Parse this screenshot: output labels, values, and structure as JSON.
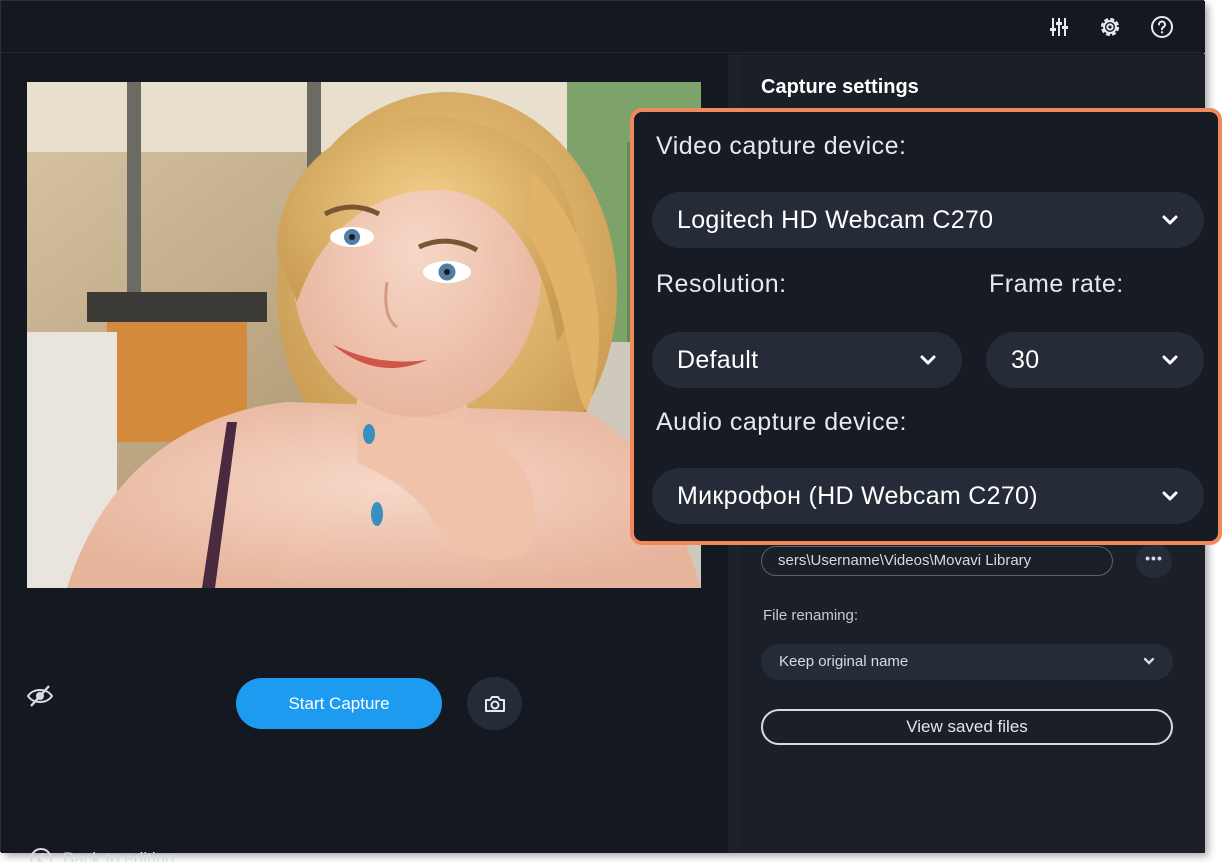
{
  "toolbar": {
    "icons": [
      "mixer-icon",
      "gear-icon",
      "help-icon"
    ]
  },
  "capture_settings": {
    "title": "Capture settings",
    "video_device_label": "Video capture device:",
    "video_device_value": "Logitech HD Webcam C270",
    "resolution_label": "Resolution:",
    "resolution_value": "Default",
    "frame_rate_label": "Frame rate:",
    "frame_rate_value": "30",
    "audio_device_label": "Audio capture device:",
    "audio_device_value": "Микрофон (HD Webcam C270)",
    "save_path_value": "sers\\Username\\Videos\\Movavi Library",
    "browse_label": "•••",
    "file_renaming_label": "File renaming:",
    "file_renaming_value": "Keep original name",
    "view_saved_label": "View saved files"
  },
  "controls": {
    "start_capture_label": "Start Capture",
    "back_label": "Back to editing"
  },
  "colors": {
    "accent": "#1d9bf0",
    "highlight": "#f08a5d",
    "background": "#141820"
  }
}
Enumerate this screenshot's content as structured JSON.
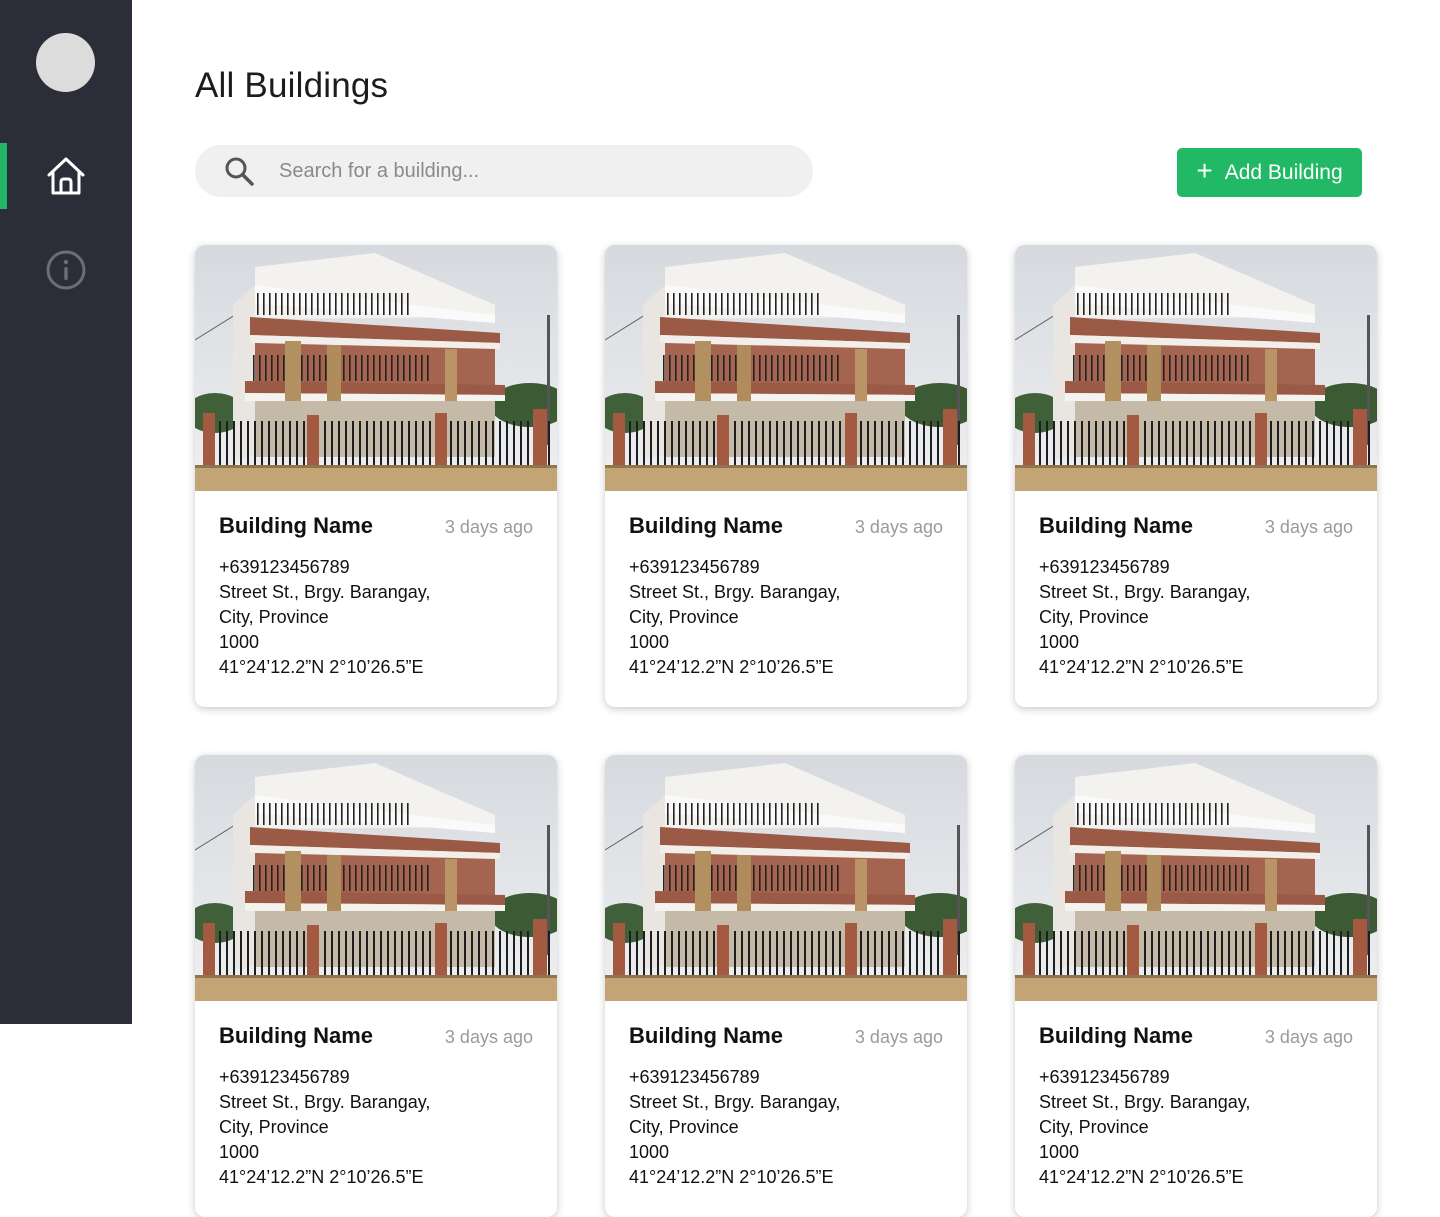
{
  "sidebar": {
    "nav": [
      {
        "name": "home",
        "icon": "home-icon",
        "active": true
      },
      {
        "name": "info",
        "icon": "info-icon",
        "active": false
      }
    ],
    "accent_color": "#22b766"
  },
  "header": {
    "title": "All Buildings"
  },
  "search": {
    "placeholder": "Search for a building...",
    "value": ""
  },
  "toolbar": {
    "add_label": "Add Building",
    "add_icon": "plus-icon",
    "add_color": "#21b966"
  },
  "cards": [
    {
      "name": "Building Name",
      "time": "3 days ago",
      "phone": "+639123456789",
      "street": "Street St., Brgy. Barangay,",
      "city": "City, Province",
      "zip": "1000",
      "coords": "41°24’12.2”N 2°10’26.5”E"
    },
    {
      "name": "Building Name",
      "time": "3 days ago",
      "phone": "+639123456789",
      "street": "Street St., Brgy. Barangay,",
      "city": "City, Province",
      "zip": "1000",
      "coords": "41°24’12.2”N 2°10’26.5”E"
    },
    {
      "name": "Building Name",
      "time": "3 days ago",
      "phone": "+639123456789",
      "street": "Street St., Brgy. Barangay,",
      "city": "City, Province",
      "zip": "1000",
      "coords": "41°24’12.2”N 2°10’26.5”E"
    },
    {
      "name": "Building Name",
      "time": "3 days ago",
      "phone": "+639123456789",
      "street": "Street St., Brgy. Barangay,",
      "city": "City, Province",
      "zip": "1000",
      "coords": "41°24’12.2”N 2°10’26.5”E"
    },
    {
      "name": "Building Name",
      "time": "3 days ago",
      "phone": "+639123456789",
      "street": "Street St., Brgy. Barangay,",
      "city": "City, Province",
      "zip": "1000",
      "coords": "41°24’12.2”N 2°10’26.5”E"
    },
    {
      "name": "Building Name",
      "time": "3 days ago",
      "phone": "+639123456789",
      "street": "Street St., Brgy. Barangay,",
      "city": "City, Province",
      "zip": "1000",
      "coords": "41°24’12.2”N 2°10’26.5”E"
    }
  ]
}
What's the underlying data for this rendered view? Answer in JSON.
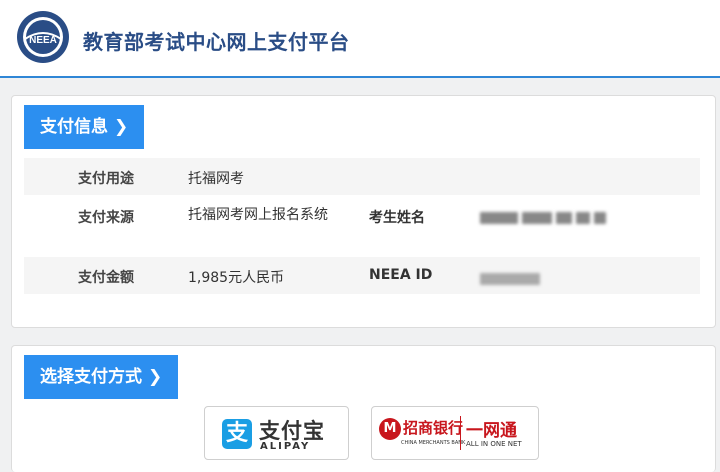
{
  "header": {
    "logo_text": "NEEA",
    "site_title": "教育部考试中心网上支付平台"
  },
  "payment_info": {
    "section_title": "支付信息",
    "arrow": "❯",
    "rows": [
      {
        "label": "支付用途",
        "value": "托福网考"
      },
      {
        "label": "支付来源",
        "value": "托福网考网上报名系统",
        "label2": "考生姓名"
      },
      {
        "label": "支付金额",
        "value": "1,985元人民币",
        "label2": "NEEA ID"
      }
    ]
  },
  "payment_method": {
    "section_title": "选择支付方式",
    "arrow": "❯",
    "alipay": {
      "logo_char": "支",
      "name": "支付宝",
      "en": "ALIPAY"
    },
    "cmb": {
      "logo_char": "M",
      "name": "招商银行",
      "en": "CHINA MERCHANTS BANK",
      "service_name": "一网通",
      "service_en": "ALL IN ONE NET"
    }
  },
  "colors": {
    "accent": "#2c8ff0",
    "title": "#2a4d86",
    "header_rule": "#2f86d6",
    "alipay_blue": "#1a9ee4",
    "cmb_red": "#c8161d"
  }
}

------------------------------------------------------------------------

→ **Goal of the exercise**: Give back each entry exactly as it appears, with no pictures.

→ **Task answer**:
Parse this screenshot: output labels, values, and structure as JSON.
{
  "toolbar": {
    "icons": [
      "mixer-icon",
      "gear-icon",
      "help-icon"
    ]
  },
  "capture_settings": {
    "title": "Capture settings",
    "video_device_label": "Video capture device:",
    "video_device_value": "Logitech HD Webcam C270",
    "resolution_label": "Resolution:",
    "resolution_value": "Default",
    "frame_rate_label": "Frame rate:",
    "frame_rate_value": "30",
    "audio_device_label": "Audio capture device:",
    "audio_device_value": "Микрофон (HD Webcam C270)",
    "save_path_value": "sers\\Username\\Videos\\Movavi Library",
    "browse_label": "•••",
    "file_renaming_label": "File renaming:",
    "file_renaming_value": "Keep original name",
    "view_saved_label": "View saved files"
  },
  "controls": {
    "start_capture_label": "Start Capture",
    "back_label": "Back to editing"
  },
  "colors": {
    "accent": "#1d9bf0",
    "highlight": "#f08a5d",
    "background": "#141820"
  }
}
Enumerate this screenshot's content as structured JSON.
{
  "sidebar": {
    "nav": [
      {
        "name": "home",
        "icon": "home-icon",
        "active": true
      },
      {
        "name": "info",
        "icon": "info-icon",
        "active": false
      }
    ],
    "accent_color": "#22b766"
  },
  "header": {
    "title": "All Buildings"
  },
  "search": {
    "placeholder": "Search for a building...",
    "value": ""
  },
  "toolbar": {
    "add_label": "Add Building",
    "add_icon": "plus-icon",
    "add_color": "#21b966"
  },
  "cards": [
    {
      "name": "Building Name",
      "time": "3 days ago",
      "phone": "+639123456789",
      "street": "Street St., Brgy. Barangay,",
      "city": "City, Province",
      "zip": "1000",
      "coords": "41°24’12.2”N 2°10’26.5”E"
    },
    {
      "name": "Building Name",
      "time": "3 days ago",
      "phone": "+639123456789",
      "street": "Street St., Brgy. Barangay,",
      "city": "City, Province",
      "zip": "1000",
      "coords": "41°24’12.2”N 2°10’26.5”E"
    },
    {
      "name": "Building Name",
      "time": "3 days ago",
      "phone": "+639123456789",
      "street": "Street St., Brgy. Barangay,",
      "city": "City, Province",
      "zip": "1000",
      "coords": "41°24’12.2”N 2°10’26.5”E"
    },
    {
      "name": "Building Name",
      "time": "3 days ago",
      "phone": "+639123456789",
      "street": "Street St., Brgy. Barangay,",
      "city": "City, Province",
      "zip": "1000",
      "coords": "41°24’12.2”N 2°10’26.5”E"
    },
    {
      "name": "Building Name",
      "time": "3 days ago",
      "phone": "+639123456789",
      "street": "Street St., Brgy. Barangay,",
      "city": "City, Province",
      "zip": "1000",
      "coords": "41°24’12.2”N 2°10’26.5”E"
    },
    {
      "name": "Building Name",
      "time": "3 days ago",
      "phone": "+639123456789",
      "street": "Street St., Brgy. Barangay,",
      "city": "City, Province",
      "zip": "1000",
      "coords": "41°24’12.2”N 2°10’26.5”E"
    }
  ]
}
What's the underlying data for this rendered view? Answer in JSON.
{
  "header": {
    "logo_text": "NEEA",
    "site_title": "教育部考试中心网上支付平台"
  },
  "payment_info": {
    "section_title": "支付信息",
    "arrow": "❯",
    "rows": [
      {
        "label": "支付用途",
        "value": "托福网考"
      },
      {
        "label": "支付来源",
        "value": "托福网考网上报名系统",
        "label2": "考生姓名"
      },
      {
        "label": "支付金额",
        "value": "1,985元人民币",
        "label2": "NEEA ID"
      }
    ]
  },
  "payment_method": {
    "section_title": "选择支付方式",
    "arrow": "❯",
    "alipay": {
      "logo_char": "支",
      "name": "支付宝",
      "en": "ALIPAY"
    },
    "cmb": {
      "logo_char": "M",
      "name": "招商银行",
      "en": "CHINA MERCHANTS BANK",
      "service_name": "一网通",
      "service_en": "ALL IN ONE NET"
    }
  },
  "colors": {
    "accent": "#2c8ff0",
    "title": "#2a4d86",
    "header_rule": "#2f86d6",
    "alipay_blue": "#1a9ee4",
    "cmb_red": "#c8161d"
  }
}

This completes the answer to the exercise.